» **INFORMATION GIVEN**:
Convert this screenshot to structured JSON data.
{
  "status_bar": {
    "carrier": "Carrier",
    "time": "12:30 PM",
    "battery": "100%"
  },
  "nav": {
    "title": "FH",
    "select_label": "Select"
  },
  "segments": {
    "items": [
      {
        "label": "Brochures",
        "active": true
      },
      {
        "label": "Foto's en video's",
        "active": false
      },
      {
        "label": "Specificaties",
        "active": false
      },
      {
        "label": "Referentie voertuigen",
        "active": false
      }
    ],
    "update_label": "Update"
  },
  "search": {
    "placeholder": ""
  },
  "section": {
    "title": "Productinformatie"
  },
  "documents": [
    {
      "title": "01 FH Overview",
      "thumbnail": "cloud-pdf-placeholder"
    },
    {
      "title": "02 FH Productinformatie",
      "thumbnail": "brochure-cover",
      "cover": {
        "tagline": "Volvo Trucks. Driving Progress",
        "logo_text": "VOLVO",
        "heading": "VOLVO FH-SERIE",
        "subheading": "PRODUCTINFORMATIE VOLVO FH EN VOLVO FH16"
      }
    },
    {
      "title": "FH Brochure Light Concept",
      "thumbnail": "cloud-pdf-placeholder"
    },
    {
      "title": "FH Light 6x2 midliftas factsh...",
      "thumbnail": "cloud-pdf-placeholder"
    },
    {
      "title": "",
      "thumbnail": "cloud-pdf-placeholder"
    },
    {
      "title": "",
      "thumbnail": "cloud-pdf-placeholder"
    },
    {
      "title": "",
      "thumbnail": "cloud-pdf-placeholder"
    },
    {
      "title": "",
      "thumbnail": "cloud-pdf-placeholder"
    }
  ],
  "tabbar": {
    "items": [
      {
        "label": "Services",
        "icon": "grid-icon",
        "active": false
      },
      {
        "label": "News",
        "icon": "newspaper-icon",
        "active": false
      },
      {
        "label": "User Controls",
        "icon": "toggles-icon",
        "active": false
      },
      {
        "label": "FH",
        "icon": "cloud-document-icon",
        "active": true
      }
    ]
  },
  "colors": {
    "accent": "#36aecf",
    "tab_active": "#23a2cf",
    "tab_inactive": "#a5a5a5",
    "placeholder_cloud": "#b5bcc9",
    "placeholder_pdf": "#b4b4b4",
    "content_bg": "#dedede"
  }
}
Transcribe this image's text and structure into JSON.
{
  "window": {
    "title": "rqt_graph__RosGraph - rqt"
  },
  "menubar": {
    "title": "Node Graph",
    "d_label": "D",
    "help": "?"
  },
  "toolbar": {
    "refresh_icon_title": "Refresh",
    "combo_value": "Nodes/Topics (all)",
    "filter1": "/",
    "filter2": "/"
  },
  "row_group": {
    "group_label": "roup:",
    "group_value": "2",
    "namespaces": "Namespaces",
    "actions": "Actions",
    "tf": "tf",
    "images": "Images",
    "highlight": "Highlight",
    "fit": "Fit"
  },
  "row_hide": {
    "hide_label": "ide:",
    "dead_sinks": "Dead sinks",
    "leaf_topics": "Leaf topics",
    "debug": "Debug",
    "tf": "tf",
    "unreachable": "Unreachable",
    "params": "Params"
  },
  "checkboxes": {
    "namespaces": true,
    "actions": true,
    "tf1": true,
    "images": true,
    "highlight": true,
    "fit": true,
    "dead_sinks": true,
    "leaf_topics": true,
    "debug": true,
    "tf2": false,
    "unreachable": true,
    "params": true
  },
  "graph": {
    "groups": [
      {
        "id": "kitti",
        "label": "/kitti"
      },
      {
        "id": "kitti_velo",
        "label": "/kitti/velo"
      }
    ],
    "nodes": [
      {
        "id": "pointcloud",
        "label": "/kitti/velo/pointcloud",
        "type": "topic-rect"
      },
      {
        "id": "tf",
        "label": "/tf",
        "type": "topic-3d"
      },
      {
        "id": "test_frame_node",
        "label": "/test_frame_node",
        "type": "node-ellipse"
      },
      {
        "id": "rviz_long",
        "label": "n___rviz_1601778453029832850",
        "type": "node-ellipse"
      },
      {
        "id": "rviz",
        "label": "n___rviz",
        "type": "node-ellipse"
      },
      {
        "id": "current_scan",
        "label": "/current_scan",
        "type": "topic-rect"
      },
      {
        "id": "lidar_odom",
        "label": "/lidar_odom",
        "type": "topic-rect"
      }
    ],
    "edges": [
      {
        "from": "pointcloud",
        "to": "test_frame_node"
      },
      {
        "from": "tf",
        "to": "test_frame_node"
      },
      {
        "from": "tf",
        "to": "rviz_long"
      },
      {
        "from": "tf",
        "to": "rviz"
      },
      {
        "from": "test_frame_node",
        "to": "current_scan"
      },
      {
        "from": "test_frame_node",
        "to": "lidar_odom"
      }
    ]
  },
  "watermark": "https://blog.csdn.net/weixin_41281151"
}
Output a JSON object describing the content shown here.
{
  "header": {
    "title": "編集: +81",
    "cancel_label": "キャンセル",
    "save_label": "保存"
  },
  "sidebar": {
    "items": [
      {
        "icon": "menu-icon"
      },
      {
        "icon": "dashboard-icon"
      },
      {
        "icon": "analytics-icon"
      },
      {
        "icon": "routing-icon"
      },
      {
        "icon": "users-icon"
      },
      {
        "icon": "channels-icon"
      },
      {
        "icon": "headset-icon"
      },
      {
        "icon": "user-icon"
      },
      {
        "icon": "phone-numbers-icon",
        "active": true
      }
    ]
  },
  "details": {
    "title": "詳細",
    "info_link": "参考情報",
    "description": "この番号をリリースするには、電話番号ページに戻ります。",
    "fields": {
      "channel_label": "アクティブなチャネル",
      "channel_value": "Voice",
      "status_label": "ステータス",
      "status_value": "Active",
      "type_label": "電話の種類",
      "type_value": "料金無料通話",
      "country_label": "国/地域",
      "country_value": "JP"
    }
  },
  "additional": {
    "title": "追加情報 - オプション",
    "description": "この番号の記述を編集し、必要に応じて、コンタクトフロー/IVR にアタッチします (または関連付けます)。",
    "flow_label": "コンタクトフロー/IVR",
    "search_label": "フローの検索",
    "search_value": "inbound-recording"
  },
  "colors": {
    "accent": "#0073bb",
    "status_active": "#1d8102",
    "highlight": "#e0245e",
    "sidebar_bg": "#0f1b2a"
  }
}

» **EXERCISE REQUIREMENTS**: Once more, set down the full listing, verbatim.

» **EXERCISE RESULT**:
Convert this screenshot to structured JSON data.
{
  "status_bar": {
    "carrier": "Carrier",
    "time": "12:30 PM",
    "battery": "100%"
  },
  "nav": {
    "title": "FH",
    "select_label": "Select"
  },
  "segments": {
    "items": [
      {
        "label": "Brochures",
        "active": true
      },
      {
        "label": "Foto's en video's",
        "active": false
      },
      {
        "label": "Specificaties",
        "active": false
      },
      {
        "label": "Referentie voertuigen",
        "active": false
      }
    ],
    "update_label": "Update"
  },
  "search": {
    "placeholder": ""
  },
  "section": {
    "title": "Productinformatie"
  },
  "documents": [
    {
      "title": "01 FH Overview",
      "thumbnail": "cloud-pdf-placeholder"
    },
    {
      "title": "02 FH Productinformatie",
      "thumbnail": "brochure-cover",
      "cover": {
        "tagline": "Volvo Trucks. Driving Progress",
        "logo_text": "VOLVO",
        "heading": "VOLVO FH-SERIE",
        "subheading": "PRODUCTINFORMATIE VOLVO FH EN VOLVO FH16"
      }
    },
    {
      "title": "FH Brochure Light Concept",
      "thumbnail": "cloud-pdf-placeholder"
    },
    {
      "title": "FH Light 6x2 midliftas factsh...",
      "thumbnail": "cloud-pdf-placeholder"
    },
    {
      "title": "",
      "thumbnail": "cloud-pdf-placeholder"
    },
    {
      "title": "",
      "thumbnail": "cloud-pdf-placeholder"
    },
    {
      "title": "",
      "thumbnail": "cloud-pdf-placeholder"
    },
    {
      "title": "",
      "thumbnail": "cloud-pdf-placeholder"
    }
  ],
  "tabbar": {
    "items": [
      {
        "label": "Services",
        "icon": "grid-icon",
        "active": false
      },
      {
        "label": "News",
        "icon": "newspaper-icon",
        "active": false
      },
      {
        "label": "User Controls",
        "icon": "toggles-icon",
        "active": false
      },
      {
        "label": "FH",
        "icon": "cloud-document-icon",
        "active": true
      }
    ]
  },
  "colors": {
    "accent": "#36aecf",
    "tab_active": "#23a2cf",
    "tab_inactive": "#a5a5a5",
    "placeholder_cloud": "#b5bcc9",
    "placeholder_pdf": "#b4b4b4",
    "content_bg": "#dedede"
  }
}
Transcribe this image's text and structure into JSON.
{
  "window": {
    "title": "rqt_graph__RosGraph - rqt"
  },
  "menubar": {
    "title": "Node Graph",
    "d_label": "D",
    "help": "?"
  },
  "toolbar": {
    "refresh_icon_title": "Refresh",
    "combo_value": "Nodes/Topics (all)",
    "filter1": "/",
    "filter2": "/"
  },
  "row_group": {
    "group_label": "roup:",
    "group_value": "2",
    "namespaces": "Namespaces",
    "actions": "Actions",
    "tf": "tf",
    "images": "Images",
    "highlight": "Highlight",
    "fit": "Fit"
  },
  "row_hide": {
    "hide_label": "ide:",
    "dead_sinks": "Dead sinks",
    "leaf_topics": "Leaf topics",
    "debug": "Debug",
    "tf": "tf",
    "unreachable": "Unreachable",
    "params": "Params"
  },
  "checkboxes": {
    "namespaces": true,
    "actions": true,
    "tf1": true,
    "images": true,
    "highlight": true,
    "fit": true,
    "dead_sinks": true,
    "leaf_topics": true,
    "debug": true,
    "tf2": false,
    "unreachable": true,
    "params": true
  },
  "graph": {
    "groups": [
      {
        "id": "kitti",
        "label": "/kitti"
      },
      {
        "id": "kitti_velo",
        "label": "/kitti/velo"
      }
    ],
    "nodes": [
      {
        "id": "pointcloud",
        "label": "/kitti/velo/pointcloud",
        "type": "topic-rect"
      },
      {
        "id": "tf",
        "label": "/tf",
        "type": "topic-3d"
      },
      {
        "id": "test_frame_node",
        "label": "/test_frame_node",
        "type": "node-ellipse"
      },
      {
        "id": "rviz_long",
        "label": "n___rviz_1601778453029832850",
        "type": "node-ellipse"
      },
      {
        "id": "rviz",
        "label": "n___rviz",
        "type": "node-ellipse"
      },
      {
        "id": "current_scan",
        "label": "/current_scan",
        "type": "topic-rect"
      },
      {
        "id": "lidar_odom",
        "label": "/lidar_odom",
        "type": "topic-rect"
      }
    ],
    "edges": [
      {
        "from": "pointcloud",
        "to": "test_frame_node"
      },
      {
        "from": "tf",
        "to": "test_frame_node"
      },
      {
        "from": "tf",
        "to": "rviz_long"
      },
      {
        "from": "tf",
        "to": "rviz"
      },
      {
        "from": "test_frame_node",
        "to": "current_scan"
      },
      {
        "from": "test_frame_node",
        "to": "lidar_odom"
      }
    ]
  },
  "watermark": "https://blog.csdn.net/weixin_41281151"
}
Output a JSON object describing the content shown here.
{
  "header": {
    "title": "編集: +81",
    "cancel_label": "キャンセル",
    "save_label": "保存"
  },
  "sidebar": {
    "items": [
      {
        "icon": "menu-icon"
      },
      {
        "icon": "dashboard-icon"
      },
      {
        "icon": "analytics-icon"
      },
      {
        "icon": "routing-icon"
      },
      {
        "icon": "users-icon"
      },
      {
        "icon": "channels-icon"
      },
      {
        "icon": "headset-icon"
      },
      {
        "icon": "user-icon"
      },
      {
        "icon": "phone-numbers-icon",
        "active": true
      }
    ]
  },
  "details": {
    "title": "詳細",
    "info_link": "参考情報",
    "description": "この番号をリリースするには、電話番号ページに戻ります。",
    "fields": {
      "channel_label": "アクティブなチャネル",
      "channel_value": "Voice",
      "status_label": "ステータス",
      "status_value": "Active",
      "type_label": "電話の種類",
      "type_value": "料金無料通話",
      "country_label": "国/地域",
      "country_value": "JP"
    }
  },
  "additional": {
    "title": "追加情報 - オプション",
    "description": "この番号の記述を編集し、必要に応じて、コンタクトフロー/IVR にアタッチします (または関連付けます)。",
    "flow_label": "コンタクトフロー/IVR",
    "search_label": "フローの検索",
    "search_value": "inbound-recording"
  },
  "colors": {
    "accent": "#0073bb",
    "status_active": "#1d8102",
    "highlight": "#e0245e",
    "sidebar_bg": "#0f1b2a"
  }
}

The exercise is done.